- [Problem details]
Show every line in the records below that contains the word "cantidad".
══════
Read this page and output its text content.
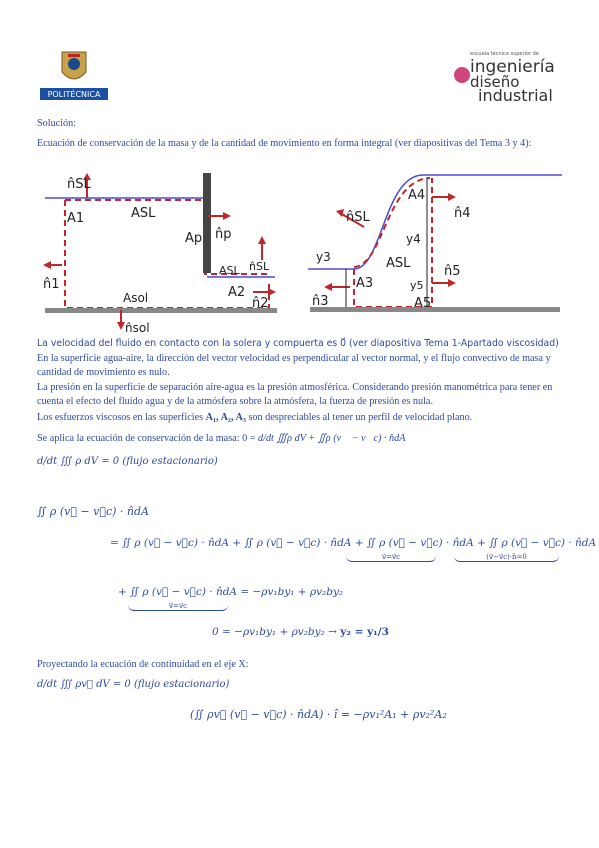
POLITÉCNICA
escuela técnica superior de
ingeniería
diseño
industrial
Solución:
Ecuación de conservación de la masa y de la cantidad de movimiento en forma integral (ver diapositivas del Tema 3 y 4):
n̂SL
A1	ASL
Ap n̂p
ASL n̂SL
n̂1
A2
n̂2
Asol
n̂sol
n̂SL
ASL
A3
n̂3
y3
A4
n̂4
y4
n̂5
y5
A5
La velocidad del fluido en contacto con la solera y compuerta es 0⃗ (ver diapositiva Tema 1-Apartado viscosidad)
En la superficie agua-aire, la dirección del vector velocidad es perpendicular al vector normal, y el flujo convectivo de masa y cantidad de movimiento es nulo.
La presión en la superficie de separación aire-agua es la presión atmosférica. Considerando presión manométrica para tener en cuenta el efecto del fluido agua y de la atmósfera sobre la atmósfera, la fuerza de presión es nula.
Los esfuerzos viscosos en las superficies A₁, A₂, A₃ son despreciables al tener un perfil de velocidad plano.
Se aplica la ecuación de conservación de la masa: 0 = d/dt ∭ρ dV + ∬ρ (v⃗ − v⃗c) · n̂dA
d/dt ∭ ρ dV = 0 (flujo estacionario)
∬ ρ (v⃗ − v⃗c) · n̂dA
= ∬ ρ (v⃗ − v⃗c) · n̂dA + ∬ ρ (v⃗ − v⃗c) · n̂dA + ∬ ρ (v⃗ − v⃗c) · n̂dA + ∬ ρ (v⃗ − v⃗c) · n̂dA
v⃗=v⃗c	(v⃗−v⃗c)·n̂=0
+ ∬ ρ (v⃗ − v⃗c) · n̂dA = −ρv₁by₁ + ρv₂by₂
v⃗=v⃗c
0 = −ρv₁by₁ + ρv₂by₂ → y₂ = y₁/3
Proyectando la ecuación de continuidad en el eje X:
d/dt ∭ ρv⃗ dV = 0 (flujo estacionario)
(∬ ρv⃗ (v⃗ − v⃗c) · n̂dA) · î = −ρv₁²A₁ + ρv₂²A₂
══════
- [Result of the exercise]
Ecuación de conservación de la masa y de la cantidad de movimiento en forma integral (ver diapositivas del Tema 3 y 4):
En la superficie agua-aire, la dirección del vector velocidad es perpendicular al vector normal, y el flujo convectivo de masa y cantidad de movimiento es nulo.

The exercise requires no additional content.